▸ **Records to use**
::::::::::
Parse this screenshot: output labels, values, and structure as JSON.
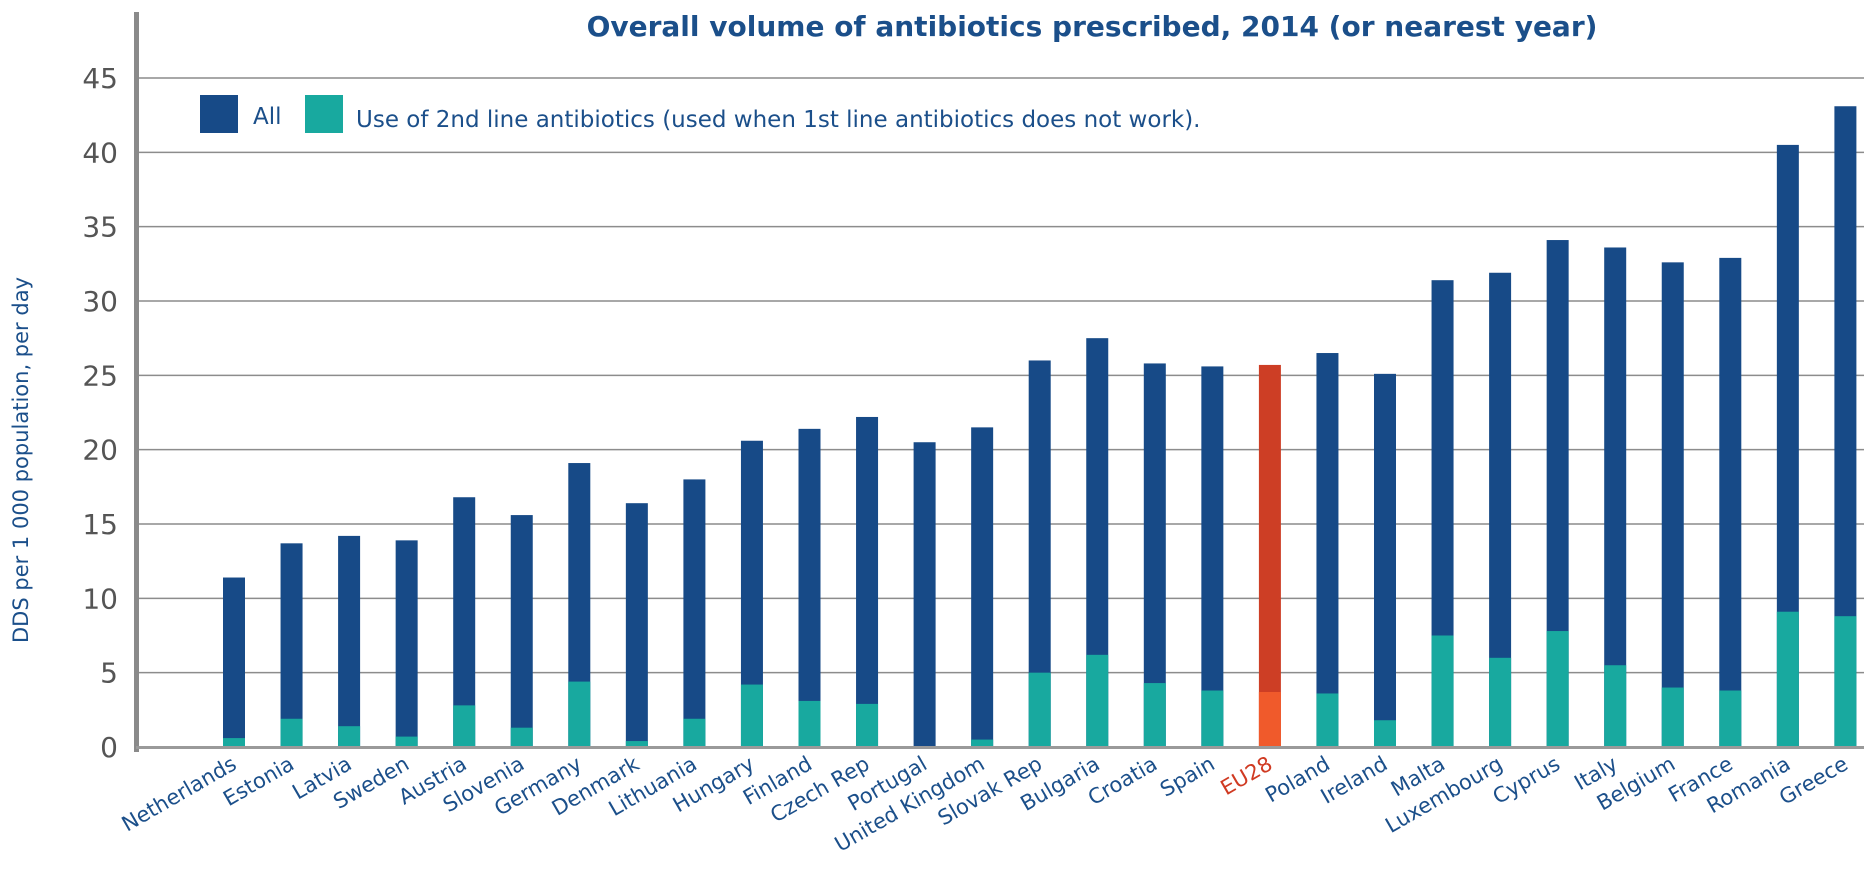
{
  "chart_data": {
    "type": "bar",
    "title": "Overall volume of antibiotics prescribed, 2014 (or nearest year)",
    "xlabel": "",
    "ylabel": "DDS per 1 000 population, per day",
    "ylim": [
      0,
      45
    ],
    "yticks": [
      0,
      5,
      10,
      15,
      20,
      25,
      30,
      35,
      40,
      45
    ],
    "grid": true,
    "legend_position": "top-left",
    "categories": [
      "Netherlands",
      "Estonia",
      "Latvia",
      "Sweden",
      "Austria",
      "Slovenia",
      "Germany",
      "Denmark",
      "Lithuania",
      "Hungary",
      "Finland",
      "Czech Rep",
      "Portugal",
      "United Kingdom",
      "Slovak Rep",
      "Bulgaria",
      "Croatia",
      "Spain",
      "EU28",
      "Poland",
      "Ireland",
      "Malta",
      "Luxembourg",
      "Cyprus",
      "Italy",
      "Belgium",
      "France",
      "Romania",
      "Greece"
    ],
    "highlight_category": "EU28",
    "series": [
      {
        "name": "All",
        "color": "#174a87",
        "highlight_color": "#cd3e25",
        "values": [
          11.4,
          13.7,
          14.2,
          13.9,
          16.8,
          15.6,
          19.1,
          16.4,
          18.0,
          20.6,
          21.4,
          22.2,
          20.5,
          21.5,
          26.0,
          27.5,
          25.8,
          25.6,
          25.7,
          26.5,
          25.1,
          31.4,
          31.9,
          34.1,
          33.6,
          32.6,
          32.9,
          40.5,
          43.1
        ]
      },
      {
        "name": "Use of 2nd line antibiotics (used when 1st line antibiotics does not work).",
        "color": "#18a99f",
        "highlight_color": "#f05a2b",
        "values": [
          0.6,
          1.9,
          1.4,
          0.7,
          2.8,
          1.3,
          4.4,
          0.4,
          1.9,
          4.2,
          3.1,
          2.9,
          0.0,
          0.5,
          5.0,
          6.2,
          4.3,
          3.8,
          3.7,
          3.6,
          1.8,
          7.5,
          6.0,
          7.8,
          5.5,
          4.0,
          3.8,
          9.1,
          8.8
        ]
      }
    ]
  }
}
::::::::::
▸ **Objective**
Take the listing above and restate it word for word, without its pictures.

▸ **Written solution**
Parse this screenshot: output labels, values, and structure as JSON.
{
  "chart_data": {
    "type": "bar",
    "title": "Overall volume of antibiotics prescribed, 2014 (or nearest year)",
    "xlabel": "",
    "ylabel": "DDS per 1 000 population, per day",
    "ylim": [
      0,
      45
    ],
    "yticks": [
      0,
      5,
      10,
      15,
      20,
      25,
      30,
      35,
      40,
      45
    ],
    "grid": true,
    "legend_position": "top-left",
    "categories": [
      "Netherlands",
      "Estonia",
      "Latvia",
      "Sweden",
      "Austria",
      "Slovenia",
      "Germany",
      "Denmark",
      "Lithuania",
      "Hungary",
      "Finland",
      "Czech Rep",
      "Portugal",
      "United Kingdom",
      "Slovak Rep",
      "Bulgaria",
      "Croatia",
      "Spain",
      "EU28",
      "Poland",
      "Ireland",
      "Malta",
      "Luxembourg",
      "Cyprus",
      "Italy",
      "Belgium",
      "France",
      "Romania",
      "Greece"
    ],
    "highlight_category": "EU28",
    "series": [
      {
        "name": "All",
        "color": "#174a87",
        "highlight_color": "#cd3e25",
        "values": [
          11.4,
          13.7,
          14.2,
          13.9,
          16.8,
          15.6,
          19.1,
          16.4,
          18.0,
          20.6,
          21.4,
          22.2,
          20.5,
          21.5,
          26.0,
          27.5,
          25.8,
          25.6,
          25.7,
          26.5,
          25.1,
          31.4,
          31.9,
          34.1,
          33.6,
          32.6,
          32.9,
          40.5,
          43.1
        ]
      },
      {
        "name": "Use of 2nd line antibiotics (used when 1st line antibiotics does not work).",
        "color": "#18a99f",
        "highlight_color": "#f05a2b",
        "values": [
          0.6,
          1.9,
          1.4,
          0.7,
          2.8,
          1.3,
          4.4,
          0.4,
          1.9,
          4.2,
          3.1,
          2.9,
          0.0,
          0.5,
          5.0,
          6.2,
          4.3,
          3.8,
          3.7,
          3.6,
          1.8,
          7.5,
          6.0,
          7.8,
          5.5,
          4.0,
          3.8,
          9.1,
          8.8
        ]
      }
    ]
  }
}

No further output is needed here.